A block of data
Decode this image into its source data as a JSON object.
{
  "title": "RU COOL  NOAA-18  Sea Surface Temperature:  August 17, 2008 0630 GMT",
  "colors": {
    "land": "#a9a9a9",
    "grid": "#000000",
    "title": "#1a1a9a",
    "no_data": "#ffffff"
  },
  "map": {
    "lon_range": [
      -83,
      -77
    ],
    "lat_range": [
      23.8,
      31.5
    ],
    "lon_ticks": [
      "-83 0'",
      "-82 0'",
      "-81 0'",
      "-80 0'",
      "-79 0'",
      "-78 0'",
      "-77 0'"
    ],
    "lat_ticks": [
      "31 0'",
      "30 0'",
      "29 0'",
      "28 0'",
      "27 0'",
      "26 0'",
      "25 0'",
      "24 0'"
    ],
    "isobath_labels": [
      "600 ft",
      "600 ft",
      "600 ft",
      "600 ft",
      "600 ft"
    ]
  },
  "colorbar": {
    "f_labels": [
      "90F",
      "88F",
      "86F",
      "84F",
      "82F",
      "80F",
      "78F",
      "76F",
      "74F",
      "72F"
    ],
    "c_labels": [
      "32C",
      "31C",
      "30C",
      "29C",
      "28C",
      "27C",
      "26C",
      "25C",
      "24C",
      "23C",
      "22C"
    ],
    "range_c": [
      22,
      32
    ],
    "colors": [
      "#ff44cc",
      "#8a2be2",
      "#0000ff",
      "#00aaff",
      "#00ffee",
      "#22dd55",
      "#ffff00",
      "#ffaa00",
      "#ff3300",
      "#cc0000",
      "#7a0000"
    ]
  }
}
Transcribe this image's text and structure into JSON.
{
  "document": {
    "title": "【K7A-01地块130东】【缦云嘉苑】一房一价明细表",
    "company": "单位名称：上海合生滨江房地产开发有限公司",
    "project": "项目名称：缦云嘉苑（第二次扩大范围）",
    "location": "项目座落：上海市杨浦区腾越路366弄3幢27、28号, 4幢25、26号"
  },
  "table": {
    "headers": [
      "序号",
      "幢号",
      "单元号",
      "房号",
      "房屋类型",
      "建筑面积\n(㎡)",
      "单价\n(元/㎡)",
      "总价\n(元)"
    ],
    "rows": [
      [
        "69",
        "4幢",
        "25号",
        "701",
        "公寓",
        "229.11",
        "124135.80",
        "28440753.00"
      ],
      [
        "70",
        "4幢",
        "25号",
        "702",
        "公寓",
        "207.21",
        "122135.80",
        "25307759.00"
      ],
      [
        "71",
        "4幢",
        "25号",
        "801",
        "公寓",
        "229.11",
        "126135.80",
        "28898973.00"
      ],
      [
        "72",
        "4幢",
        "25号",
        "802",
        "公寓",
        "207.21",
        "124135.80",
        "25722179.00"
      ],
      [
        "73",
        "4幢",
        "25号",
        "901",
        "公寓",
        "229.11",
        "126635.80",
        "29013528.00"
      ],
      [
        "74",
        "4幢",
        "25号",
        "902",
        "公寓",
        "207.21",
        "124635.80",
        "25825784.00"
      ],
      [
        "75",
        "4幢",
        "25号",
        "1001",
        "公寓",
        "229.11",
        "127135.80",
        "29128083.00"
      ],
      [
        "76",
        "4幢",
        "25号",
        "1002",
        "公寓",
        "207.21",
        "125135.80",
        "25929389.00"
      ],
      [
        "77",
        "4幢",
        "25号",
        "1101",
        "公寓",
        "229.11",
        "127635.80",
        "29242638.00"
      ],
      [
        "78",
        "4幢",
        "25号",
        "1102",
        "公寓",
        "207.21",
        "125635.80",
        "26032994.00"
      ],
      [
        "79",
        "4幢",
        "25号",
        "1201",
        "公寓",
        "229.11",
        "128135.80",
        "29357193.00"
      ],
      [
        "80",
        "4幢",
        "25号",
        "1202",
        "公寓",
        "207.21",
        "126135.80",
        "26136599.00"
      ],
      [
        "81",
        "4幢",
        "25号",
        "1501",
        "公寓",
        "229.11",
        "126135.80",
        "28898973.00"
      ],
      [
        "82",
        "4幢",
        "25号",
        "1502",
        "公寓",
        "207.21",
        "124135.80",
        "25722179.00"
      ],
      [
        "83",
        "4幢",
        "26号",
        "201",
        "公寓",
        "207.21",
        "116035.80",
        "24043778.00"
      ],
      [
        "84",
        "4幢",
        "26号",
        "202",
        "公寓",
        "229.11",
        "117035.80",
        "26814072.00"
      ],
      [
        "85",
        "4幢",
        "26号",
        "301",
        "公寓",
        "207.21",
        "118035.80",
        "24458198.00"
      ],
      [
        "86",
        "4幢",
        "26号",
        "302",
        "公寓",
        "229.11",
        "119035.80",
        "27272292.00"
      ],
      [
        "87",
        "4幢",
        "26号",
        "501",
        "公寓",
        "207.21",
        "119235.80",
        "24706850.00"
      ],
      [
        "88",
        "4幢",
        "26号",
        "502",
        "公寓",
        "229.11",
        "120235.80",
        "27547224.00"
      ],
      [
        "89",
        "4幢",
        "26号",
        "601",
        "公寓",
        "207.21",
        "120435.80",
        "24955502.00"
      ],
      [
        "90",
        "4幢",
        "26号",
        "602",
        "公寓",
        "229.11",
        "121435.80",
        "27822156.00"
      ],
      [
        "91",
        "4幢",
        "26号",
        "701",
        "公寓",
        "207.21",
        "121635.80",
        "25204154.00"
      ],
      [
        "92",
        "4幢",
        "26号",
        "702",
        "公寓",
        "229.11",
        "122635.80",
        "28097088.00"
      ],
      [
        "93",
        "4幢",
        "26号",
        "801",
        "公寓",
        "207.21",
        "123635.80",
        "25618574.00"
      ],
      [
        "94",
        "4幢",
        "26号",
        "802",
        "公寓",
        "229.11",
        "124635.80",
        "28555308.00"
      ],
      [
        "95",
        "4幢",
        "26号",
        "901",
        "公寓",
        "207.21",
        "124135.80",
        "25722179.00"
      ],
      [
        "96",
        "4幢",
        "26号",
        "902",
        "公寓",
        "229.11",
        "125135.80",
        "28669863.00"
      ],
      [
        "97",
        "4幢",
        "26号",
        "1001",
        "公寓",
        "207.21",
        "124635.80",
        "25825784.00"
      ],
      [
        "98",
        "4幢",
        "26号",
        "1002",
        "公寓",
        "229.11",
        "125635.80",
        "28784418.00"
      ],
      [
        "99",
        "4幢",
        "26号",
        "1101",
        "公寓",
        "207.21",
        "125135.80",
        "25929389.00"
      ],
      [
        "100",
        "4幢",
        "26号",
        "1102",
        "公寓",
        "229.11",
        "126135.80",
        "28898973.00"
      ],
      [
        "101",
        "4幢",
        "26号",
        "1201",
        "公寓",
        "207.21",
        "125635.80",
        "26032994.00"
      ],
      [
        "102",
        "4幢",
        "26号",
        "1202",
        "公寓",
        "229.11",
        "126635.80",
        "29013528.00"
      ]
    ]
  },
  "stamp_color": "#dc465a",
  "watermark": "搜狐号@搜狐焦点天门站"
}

_TO BE DONE_
Your task is to reproduce all of the records exactly.

_ANSWER FOR THIS EXERCISE_
Decode this image into its source data as a JSON object.
{
  "title": "RU COOL  NOAA-18  Sea Surface Temperature:  August 17, 2008 0630 GMT",
  "colors": {
    "land": "#a9a9a9",
    "grid": "#000000",
    "title": "#1a1a9a",
    "no_data": "#ffffff"
  },
  "map": {
    "lon_range": [
      -83,
      -77
    ],
    "lat_range": [
      23.8,
      31.5
    ],
    "lon_ticks": [
      "-83 0'",
      "-82 0'",
      "-81 0'",
      "-80 0'",
      "-79 0'",
      "-78 0'",
      "-77 0'"
    ],
    "lat_ticks": [
      "31 0'",
      "30 0'",
      "29 0'",
      "28 0'",
      "27 0'",
      "26 0'",
      "25 0'",
      "24 0'"
    ],
    "isobath_labels": [
      "600 ft",
      "600 ft",
      "600 ft",
      "600 ft",
      "600 ft"
    ]
  },
  "colorbar": {
    "f_labels": [
      "90F",
      "88F",
      "86F",
      "84F",
      "82F",
      "80F",
      "78F",
      "76F",
      "74F",
      "72F"
    ],
    "c_labels": [
      "32C",
      "31C",
      "30C",
      "29C",
      "28C",
      "27C",
      "26C",
      "25C",
      "24C",
      "23C",
      "22C"
    ],
    "range_c": [
      22,
      32
    ],
    "colors": [
      "#ff44cc",
      "#8a2be2",
      "#0000ff",
      "#00aaff",
      "#00ffee",
      "#22dd55",
      "#ffff00",
      "#ffaa00",
      "#ff3300",
      "#cc0000",
      "#7a0000"
    ]
  }
}
Transcribe this image's text and structure into JSON.
{
  "document": {
    "title": "【K7A-01地块130东】【缦云嘉苑】一房一价明细表",
    "company": "单位名称：上海合生滨江房地产开发有限公司",
    "project": "项目名称：缦云嘉苑（第二次扩大范围）",
    "location": "项目座落：上海市杨浦区腾越路366弄3幢27、28号, 4幢25、26号"
  },
  "table": {
    "headers": [
      "序号",
      "幢号",
      "单元号",
      "房号",
      "房屋类型",
      "建筑面积\n(㎡)",
      "单价\n(元/㎡)",
      "总价\n(元)"
    ],
    "rows": [
      [
        "69",
        "4幢",
        "25号",
        "701",
        "公寓",
        "229.11",
        "124135.80",
        "28440753.00"
      ],
      [
        "70",
        "4幢",
        "25号",
        "702",
        "公寓",
        "207.21",
        "122135.80",
        "25307759.00"
      ],
      [
        "71",
        "4幢",
        "25号",
        "801",
        "公寓",
        "229.11",
        "126135.80",
        "28898973.00"
      ],
      [
        "72",
        "4幢",
        "25号",
        "802",
        "公寓",
        "207.21",
        "124135.80",
        "25722179.00"
      ],
      [
        "73",
        "4幢",
        "25号",
        "901",
        "公寓",
        "229.11",
        "126635.80",
        "29013528.00"
      ],
      [
        "74",
        "4幢",
        "25号",
        "902",
        "公寓",
        "207.21",
        "124635.80",
        "25825784.00"
      ],
      [
        "75",
        "4幢",
        "25号",
        "1001",
        "公寓",
        "229.11",
        "127135.80",
        "29128083.00"
      ],
      [
        "76",
        "4幢",
        "25号",
        "1002",
        "公寓",
        "207.21",
        "125135.80",
        "25929389.00"
      ],
      [
        "77",
        "4幢",
        "25号",
        "1101",
        "公寓",
        "229.11",
        "127635.80",
        "29242638.00"
      ],
      [
        "78",
        "4幢",
        "25号",
        "1102",
        "公寓",
        "207.21",
        "125635.80",
        "26032994.00"
      ],
      [
        "79",
        "4幢",
        "25号",
        "1201",
        "公寓",
        "229.11",
        "128135.80",
        "29357193.00"
      ],
      [
        "80",
        "4幢",
        "25号",
        "1202",
        "公寓",
        "207.21",
        "126135.80",
        "26136599.00"
      ],
      [
        "81",
        "4幢",
        "25号",
        "1501",
        "公寓",
        "229.11",
        "126135.80",
        "28898973.00"
      ],
      [
        "82",
        "4幢",
        "25号",
        "1502",
        "公寓",
        "207.21",
        "124135.80",
        "25722179.00"
      ],
      [
        "83",
        "4幢",
        "26号",
        "201",
        "公寓",
        "207.21",
        "116035.80",
        "24043778.00"
      ],
      [
        "84",
        "4幢",
        "26号",
        "202",
        "公寓",
        "229.11",
        "117035.80",
        "26814072.00"
      ],
      [
        "85",
        "4幢",
        "26号",
        "301",
        "公寓",
        "207.21",
        "118035.80",
        "24458198.00"
      ],
      [
        "86",
        "4幢",
        "26号",
        "302",
        "公寓",
        "229.11",
        "119035.80",
        "27272292.00"
      ],
      [
        "87",
        "4幢",
        "26号",
        "501",
        "公寓",
        "207.21",
        "119235.80",
        "24706850.00"
      ],
      [
        "88",
        "4幢",
        "26号",
        "502",
        "公寓",
        "229.11",
        "120235.80",
        "27547224.00"
      ],
      [
        "89",
        "4幢",
        "26号",
        "601",
        "公寓",
        "207.21",
        "120435.80",
        "24955502.00"
      ],
      [
        "90",
        "4幢",
        "26号",
        "602",
        "公寓",
        "229.11",
        "121435.80",
        "27822156.00"
      ],
      [
        "91",
        "4幢",
        "26号",
        "701",
        "公寓",
        "207.21",
        "121635.80",
        "25204154.00"
      ],
      [
        "92",
        "4幢",
        "26号",
        "702",
        "公寓",
        "229.11",
        "122635.80",
        "28097088.00"
      ],
      [
        "93",
        "4幢",
        "26号",
        "801",
        "公寓",
        "207.21",
        "123635.80",
        "25618574.00"
      ],
      [
        "94",
        "4幢",
        "26号",
        "802",
        "公寓",
        "229.11",
        "124635.80",
        "28555308.00"
      ],
      [
        "95",
        "4幢",
        "26号",
        "901",
        "公寓",
        "207.21",
        "124135.80",
        "25722179.00"
      ],
      [
        "96",
        "4幢",
        "26号",
        "902",
        "公寓",
        "229.11",
        "125135.80",
        "28669863.00"
      ],
      [
        "97",
        "4幢",
        "26号",
        "1001",
        "公寓",
        "207.21",
        "124635.80",
        "25825784.00"
      ],
      [
        "98",
        "4幢",
        "26号",
        "1002",
        "公寓",
        "229.11",
        "125635.80",
        "28784418.00"
      ],
      [
        "99",
        "4幢",
        "26号",
        "1101",
        "公寓",
        "207.21",
        "125135.80",
        "25929389.00"
      ],
      [
        "100",
        "4幢",
        "26号",
        "1102",
        "公寓",
        "229.11",
        "126135.80",
        "28898973.00"
      ],
      [
        "101",
        "4幢",
        "26号",
        "1201",
        "公寓",
        "207.21",
        "125635.80",
        "26032994.00"
      ],
      [
        "102",
        "4幢",
        "26号",
        "1202",
        "公寓",
        "229.11",
        "126635.80",
        "29013528.00"
      ]
    ]
  },
  "stamp_color": "#dc465a",
  "watermark": "搜狐号@搜狐焦点天门站"
}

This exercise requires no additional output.